### Exercise requirements:
Please copy word for word the lines of the data below, from the line with "title-line-1: МОДЕЛЬ ПОЭТАПНОГО" up to and including the line with "pyramid-block: ЗРЕНИЕ (138, 562, 286, 599)".

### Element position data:
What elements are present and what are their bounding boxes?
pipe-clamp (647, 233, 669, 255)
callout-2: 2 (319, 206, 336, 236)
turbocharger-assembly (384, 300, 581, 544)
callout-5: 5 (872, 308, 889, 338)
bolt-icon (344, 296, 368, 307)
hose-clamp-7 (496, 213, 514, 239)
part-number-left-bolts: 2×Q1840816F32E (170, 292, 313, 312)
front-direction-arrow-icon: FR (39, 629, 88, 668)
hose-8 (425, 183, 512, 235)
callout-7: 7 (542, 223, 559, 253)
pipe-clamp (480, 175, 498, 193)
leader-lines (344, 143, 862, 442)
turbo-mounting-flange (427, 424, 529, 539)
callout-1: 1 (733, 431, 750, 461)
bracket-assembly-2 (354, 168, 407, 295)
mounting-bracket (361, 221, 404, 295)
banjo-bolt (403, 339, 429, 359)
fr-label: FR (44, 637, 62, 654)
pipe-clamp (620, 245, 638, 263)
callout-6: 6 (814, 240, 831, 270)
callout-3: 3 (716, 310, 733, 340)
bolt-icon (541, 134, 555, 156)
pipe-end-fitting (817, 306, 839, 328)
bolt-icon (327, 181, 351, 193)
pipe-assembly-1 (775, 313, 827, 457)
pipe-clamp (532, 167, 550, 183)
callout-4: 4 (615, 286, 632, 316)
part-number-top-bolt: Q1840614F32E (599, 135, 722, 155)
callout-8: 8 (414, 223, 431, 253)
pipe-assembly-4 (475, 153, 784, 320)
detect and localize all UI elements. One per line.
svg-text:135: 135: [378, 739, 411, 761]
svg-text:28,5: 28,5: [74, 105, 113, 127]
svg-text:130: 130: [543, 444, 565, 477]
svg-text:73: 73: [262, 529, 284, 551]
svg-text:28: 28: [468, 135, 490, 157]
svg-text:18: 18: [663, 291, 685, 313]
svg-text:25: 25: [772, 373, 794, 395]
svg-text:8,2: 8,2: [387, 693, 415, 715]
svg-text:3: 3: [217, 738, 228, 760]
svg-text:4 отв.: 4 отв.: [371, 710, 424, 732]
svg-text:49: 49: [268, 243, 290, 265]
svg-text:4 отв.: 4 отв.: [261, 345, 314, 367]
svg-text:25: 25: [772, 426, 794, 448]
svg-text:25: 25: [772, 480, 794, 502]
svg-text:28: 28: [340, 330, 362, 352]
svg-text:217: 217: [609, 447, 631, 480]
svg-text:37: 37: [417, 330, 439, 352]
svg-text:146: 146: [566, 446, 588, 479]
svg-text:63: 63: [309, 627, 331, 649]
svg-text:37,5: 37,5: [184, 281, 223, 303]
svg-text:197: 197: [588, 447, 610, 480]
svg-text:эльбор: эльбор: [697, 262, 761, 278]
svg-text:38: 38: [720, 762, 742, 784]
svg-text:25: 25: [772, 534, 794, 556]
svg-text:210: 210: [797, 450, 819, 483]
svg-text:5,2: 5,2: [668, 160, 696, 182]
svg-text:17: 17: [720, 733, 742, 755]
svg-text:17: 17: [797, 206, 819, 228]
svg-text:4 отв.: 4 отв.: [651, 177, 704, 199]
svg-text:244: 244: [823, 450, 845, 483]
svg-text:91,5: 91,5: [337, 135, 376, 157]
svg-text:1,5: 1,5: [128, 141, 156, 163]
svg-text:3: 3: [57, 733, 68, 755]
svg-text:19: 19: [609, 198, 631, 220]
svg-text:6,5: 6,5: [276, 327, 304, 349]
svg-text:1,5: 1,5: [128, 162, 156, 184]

==

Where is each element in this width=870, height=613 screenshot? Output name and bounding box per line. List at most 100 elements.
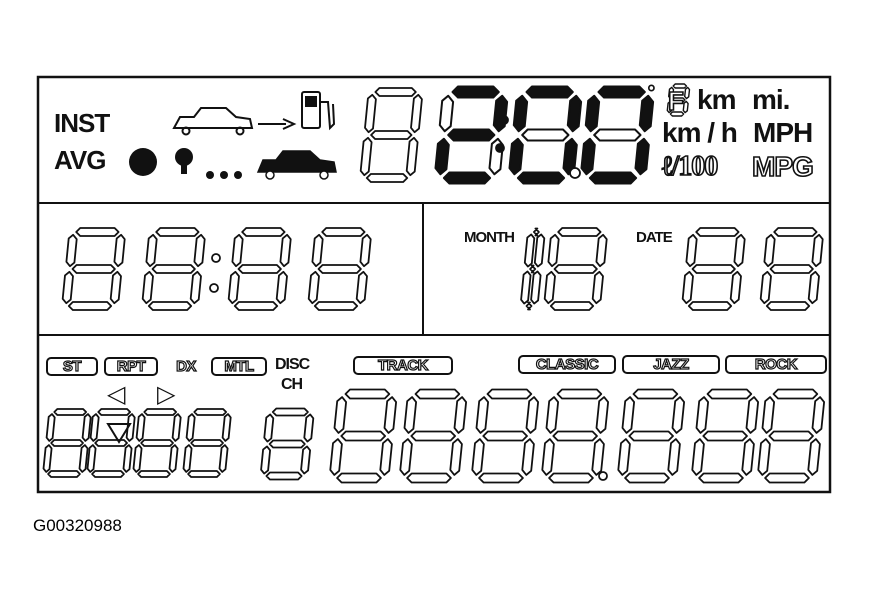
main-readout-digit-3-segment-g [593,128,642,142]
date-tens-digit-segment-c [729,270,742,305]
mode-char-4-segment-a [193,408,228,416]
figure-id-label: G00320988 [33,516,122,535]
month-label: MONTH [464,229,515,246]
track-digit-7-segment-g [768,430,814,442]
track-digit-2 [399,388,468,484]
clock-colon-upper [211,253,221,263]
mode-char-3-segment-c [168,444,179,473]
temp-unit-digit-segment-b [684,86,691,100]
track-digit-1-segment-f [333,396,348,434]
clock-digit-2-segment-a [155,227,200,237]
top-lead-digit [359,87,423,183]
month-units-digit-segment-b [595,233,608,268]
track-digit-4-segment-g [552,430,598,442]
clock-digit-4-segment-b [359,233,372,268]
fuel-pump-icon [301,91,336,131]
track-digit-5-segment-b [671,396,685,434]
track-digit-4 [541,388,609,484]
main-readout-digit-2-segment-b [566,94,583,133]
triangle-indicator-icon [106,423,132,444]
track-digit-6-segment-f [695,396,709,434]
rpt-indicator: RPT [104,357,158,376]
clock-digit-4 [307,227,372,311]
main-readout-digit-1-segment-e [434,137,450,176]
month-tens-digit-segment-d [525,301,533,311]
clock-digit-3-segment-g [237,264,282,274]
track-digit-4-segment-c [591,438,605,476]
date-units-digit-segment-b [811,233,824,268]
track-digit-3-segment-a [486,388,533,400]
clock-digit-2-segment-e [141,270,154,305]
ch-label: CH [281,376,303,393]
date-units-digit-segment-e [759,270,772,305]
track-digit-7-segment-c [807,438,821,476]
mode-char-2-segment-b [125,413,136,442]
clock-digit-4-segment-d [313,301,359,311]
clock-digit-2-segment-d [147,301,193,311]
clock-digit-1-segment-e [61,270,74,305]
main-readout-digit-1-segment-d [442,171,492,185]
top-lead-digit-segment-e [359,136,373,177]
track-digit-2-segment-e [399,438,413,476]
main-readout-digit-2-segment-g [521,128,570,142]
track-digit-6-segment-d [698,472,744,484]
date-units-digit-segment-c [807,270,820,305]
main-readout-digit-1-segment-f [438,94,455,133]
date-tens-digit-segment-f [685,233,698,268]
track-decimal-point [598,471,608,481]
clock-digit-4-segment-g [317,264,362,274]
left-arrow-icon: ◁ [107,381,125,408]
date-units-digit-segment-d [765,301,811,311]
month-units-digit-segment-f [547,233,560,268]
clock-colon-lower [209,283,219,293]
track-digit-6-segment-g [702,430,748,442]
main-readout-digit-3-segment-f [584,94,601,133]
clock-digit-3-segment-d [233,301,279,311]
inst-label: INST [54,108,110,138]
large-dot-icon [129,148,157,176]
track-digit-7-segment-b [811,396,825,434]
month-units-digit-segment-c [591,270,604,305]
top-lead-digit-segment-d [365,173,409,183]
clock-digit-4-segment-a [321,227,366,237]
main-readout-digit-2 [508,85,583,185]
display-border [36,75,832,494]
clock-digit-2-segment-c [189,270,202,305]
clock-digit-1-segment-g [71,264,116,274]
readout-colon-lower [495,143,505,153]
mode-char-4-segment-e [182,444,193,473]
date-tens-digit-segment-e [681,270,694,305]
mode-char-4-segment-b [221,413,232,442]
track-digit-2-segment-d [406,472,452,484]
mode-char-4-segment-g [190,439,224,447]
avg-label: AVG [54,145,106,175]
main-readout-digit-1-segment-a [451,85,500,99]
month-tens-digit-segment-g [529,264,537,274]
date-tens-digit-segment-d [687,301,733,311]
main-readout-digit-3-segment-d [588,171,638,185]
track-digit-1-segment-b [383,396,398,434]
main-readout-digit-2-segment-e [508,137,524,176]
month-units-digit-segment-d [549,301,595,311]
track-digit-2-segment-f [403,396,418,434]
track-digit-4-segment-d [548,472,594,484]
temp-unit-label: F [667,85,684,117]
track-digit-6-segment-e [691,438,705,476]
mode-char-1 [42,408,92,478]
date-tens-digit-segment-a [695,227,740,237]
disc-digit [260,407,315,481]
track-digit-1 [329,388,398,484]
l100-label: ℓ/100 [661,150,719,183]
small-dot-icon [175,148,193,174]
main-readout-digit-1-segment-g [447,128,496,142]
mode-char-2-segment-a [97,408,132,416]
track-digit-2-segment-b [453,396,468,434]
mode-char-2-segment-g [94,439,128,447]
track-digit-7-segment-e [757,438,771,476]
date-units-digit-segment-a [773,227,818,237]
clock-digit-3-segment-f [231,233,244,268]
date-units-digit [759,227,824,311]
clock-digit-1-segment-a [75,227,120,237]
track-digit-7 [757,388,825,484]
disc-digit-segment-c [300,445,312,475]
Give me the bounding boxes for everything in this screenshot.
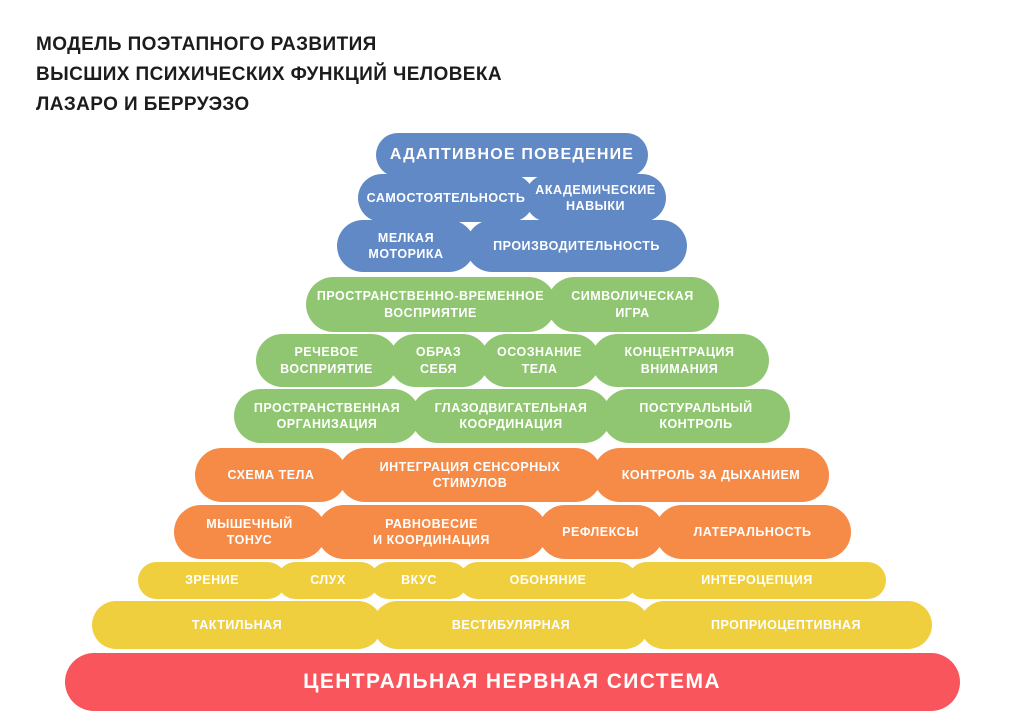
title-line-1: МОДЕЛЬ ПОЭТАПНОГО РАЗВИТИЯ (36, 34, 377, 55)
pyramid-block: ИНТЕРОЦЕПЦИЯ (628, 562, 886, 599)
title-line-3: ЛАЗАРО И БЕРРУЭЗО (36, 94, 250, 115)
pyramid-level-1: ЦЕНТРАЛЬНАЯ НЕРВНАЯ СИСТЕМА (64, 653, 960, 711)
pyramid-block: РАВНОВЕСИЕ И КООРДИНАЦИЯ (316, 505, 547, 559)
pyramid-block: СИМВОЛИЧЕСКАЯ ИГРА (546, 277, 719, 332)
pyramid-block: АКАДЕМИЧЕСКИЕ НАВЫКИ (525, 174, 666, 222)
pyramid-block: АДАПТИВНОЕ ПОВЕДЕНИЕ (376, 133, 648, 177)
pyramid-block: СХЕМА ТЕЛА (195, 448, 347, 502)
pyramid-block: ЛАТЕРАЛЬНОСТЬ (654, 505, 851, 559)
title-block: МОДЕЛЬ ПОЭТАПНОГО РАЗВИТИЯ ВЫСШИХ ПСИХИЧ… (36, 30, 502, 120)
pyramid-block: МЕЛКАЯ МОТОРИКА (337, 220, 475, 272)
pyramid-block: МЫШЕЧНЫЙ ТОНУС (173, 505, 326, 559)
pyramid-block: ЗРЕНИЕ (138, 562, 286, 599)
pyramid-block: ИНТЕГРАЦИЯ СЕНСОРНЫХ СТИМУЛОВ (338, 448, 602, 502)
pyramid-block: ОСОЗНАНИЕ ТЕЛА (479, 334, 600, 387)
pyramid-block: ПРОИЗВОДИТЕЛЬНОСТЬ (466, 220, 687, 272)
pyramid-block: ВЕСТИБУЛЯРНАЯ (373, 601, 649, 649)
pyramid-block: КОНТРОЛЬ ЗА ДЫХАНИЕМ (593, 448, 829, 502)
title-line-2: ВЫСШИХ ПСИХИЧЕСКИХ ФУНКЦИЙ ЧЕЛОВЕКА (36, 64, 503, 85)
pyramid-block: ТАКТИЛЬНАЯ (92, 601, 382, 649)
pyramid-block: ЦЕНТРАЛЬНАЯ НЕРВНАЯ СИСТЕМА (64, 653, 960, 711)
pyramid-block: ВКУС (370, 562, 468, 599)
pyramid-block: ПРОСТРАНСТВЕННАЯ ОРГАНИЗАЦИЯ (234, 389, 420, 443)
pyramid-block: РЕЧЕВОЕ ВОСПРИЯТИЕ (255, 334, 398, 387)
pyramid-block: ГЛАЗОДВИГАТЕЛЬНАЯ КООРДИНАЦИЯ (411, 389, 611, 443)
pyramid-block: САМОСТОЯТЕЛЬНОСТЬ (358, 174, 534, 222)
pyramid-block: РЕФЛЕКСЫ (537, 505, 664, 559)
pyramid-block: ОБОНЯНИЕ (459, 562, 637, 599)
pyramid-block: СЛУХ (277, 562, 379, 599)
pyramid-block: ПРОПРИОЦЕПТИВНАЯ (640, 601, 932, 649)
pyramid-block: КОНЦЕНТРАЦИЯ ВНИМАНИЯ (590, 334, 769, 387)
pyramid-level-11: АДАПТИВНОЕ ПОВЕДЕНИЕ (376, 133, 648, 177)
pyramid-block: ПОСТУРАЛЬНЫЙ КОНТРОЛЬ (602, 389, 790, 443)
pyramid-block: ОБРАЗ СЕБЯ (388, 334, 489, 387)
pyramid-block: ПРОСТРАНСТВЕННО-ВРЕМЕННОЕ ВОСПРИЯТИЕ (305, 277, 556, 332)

### Reply:
title-line-1: МОДЕЛЬ ПОЭТАПНОГО РАЗВИТИЯ (36, 34, 377, 55)
pyramid-block: ИНТЕРОЦЕПЦИЯ (628, 562, 886, 599)
title-line-3: ЛАЗАРО И БЕРРУЭЗО (36, 94, 250, 115)
pyramid-level-1: ЦЕНТРАЛЬНАЯ НЕРВНАЯ СИСТЕМА (64, 653, 960, 711)
pyramid-block: РАВНОВЕСИЕ И КООРДИНАЦИЯ (316, 505, 547, 559)
pyramid-block: СИМВОЛИЧЕСКАЯ ИГРА (546, 277, 719, 332)
pyramid-block: АКАДЕМИЧЕСКИЕ НАВЫКИ (525, 174, 666, 222)
pyramid-block: АДАПТИВНОЕ ПОВЕДЕНИЕ (376, 133, 648, 177)
pyramid-block: СХЕМА ТЕЛА (195, 448, 347, 502)
pyramid-block: ЛАТЕРАЛЬНОСТЬ (654, 505, 851, 559)
title-block: МОДЕЛЬ ПОЭТАПНОГО РАЗВИТИЯ ВЫСШИХ ПСИХИЧ… (36, 30, 502, 120)
pyramid-block: МЕЛКАЯ МОТОРИКА (337, 220, 475, 272)
pyramid-block: МЫШЕЧНЫЙ ТОНУС (173, 505, 326, 559)
pyramid-block: ЗРЕНИЕ (138, 562, 286, 599)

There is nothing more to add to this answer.